● **Problem**: Wherever a line in the data below holds "title", copy that line.

Raw records:
□ □ □ □ □

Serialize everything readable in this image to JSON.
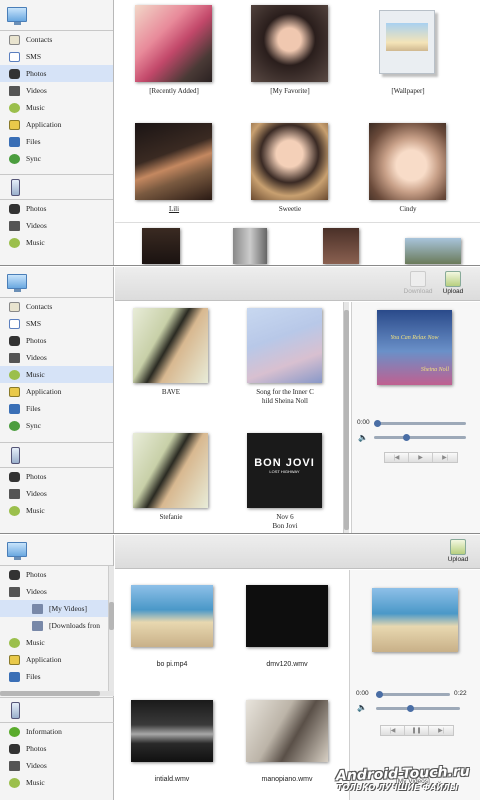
{
  "screen1": {
    "sidebar_pc": [
      "Contacts",
      "SMS",
      "Photos",
      "Videos",
      "Music",
      "Application",
      "Files",
      "Sync"
    ],
    "sidebar_phone": [
      "Photos",
      "Videos",
      "Music"
    ],
    "albums": [
      {
        "label": "[Recently Added]"
      },
      {
        "label": "[My Favorite]"
      },
      {
        "label": "[Wallpaper]"
      },
      {
        "label": "Lili"
      },
      {
        "label": "Sweetie"
      },
      {
        "label": "Cindy"
      }
    ]
  },
  "screen2": {
    "toolbar": {
      "download": "Download",
      "upload": "Upload"
    },
    "sidebar_pc": [
      "Contacts",
      "SMS",
      "Photos",
      "Videos",
      "Music",
      "Application",
      "Files",
      "Sync"
    ],
    "sidebar_phone": [
      "Photos",
      "Videos",
      "Music"
    ],
    "songs": [
      {
        "title": "BAVE",
        "artist": ""
      },
      {
        "title": "Song for the Inner C",
        "artist": "hild  Sheina Noll"
      },
      {
        "title": "Stefanie",
        "artist": ""
      },
      {
        "title": "Nov 6",
        "artist": "Bon Jovi"
      }
    ],
    "player": {
      "cover_text": "You Can Relax Now",
      "cover_artist": "Sheina Noll",
      "time_start": "0:00",
      "progress": 0.0,
      "volume": 0.35
    },
    "bonjovi_text": "BON JOVI",
    "bonjovi_sub": "LOST HIGHWAY"
  },
  "screen3": {
    "toolbar": {
      "upload": "Upload"
    },
    "sidebar_pc": [
      "Photos",
      "Videos"
    ],
    "sidebar_sub": [
      "[My Videos]",
      "[Downloads fron"
    ],
    "sidebar_pc2": [
      "Music",
      "Application",
      "Files"
    ],
    "sidebar_phone": [
      "Information",
      "Photos",
      "Videos",
      "Music"
    ],
    "videos": [
      {
        "name": "bo pi.mp4"
      },
      {
        "name": "dmv120.wmv"
      },
      {
        "name": "intiald.wmv"
      },
      {
        "name": "manopiano.wmv"
      }
    ],
    "player": {
      "time_start": "0:00",
      "time_end": "0:22",
      "progress": 0.0,
      "volume": 0.4,
      "folder": "[My Videos]"
    },
    "watermark": "Android-Touch.ru",
    "watermark_sub": "ТОЛЬКО ЛУЧШИЕ ФАЙЛЫ"
  }
}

□ □ □ □ □

● **Written answer**:
        "title": "BAVE",
        "title": "Song for the Inner C",
        "title": "Stefanie",
        "title": "Nov 6",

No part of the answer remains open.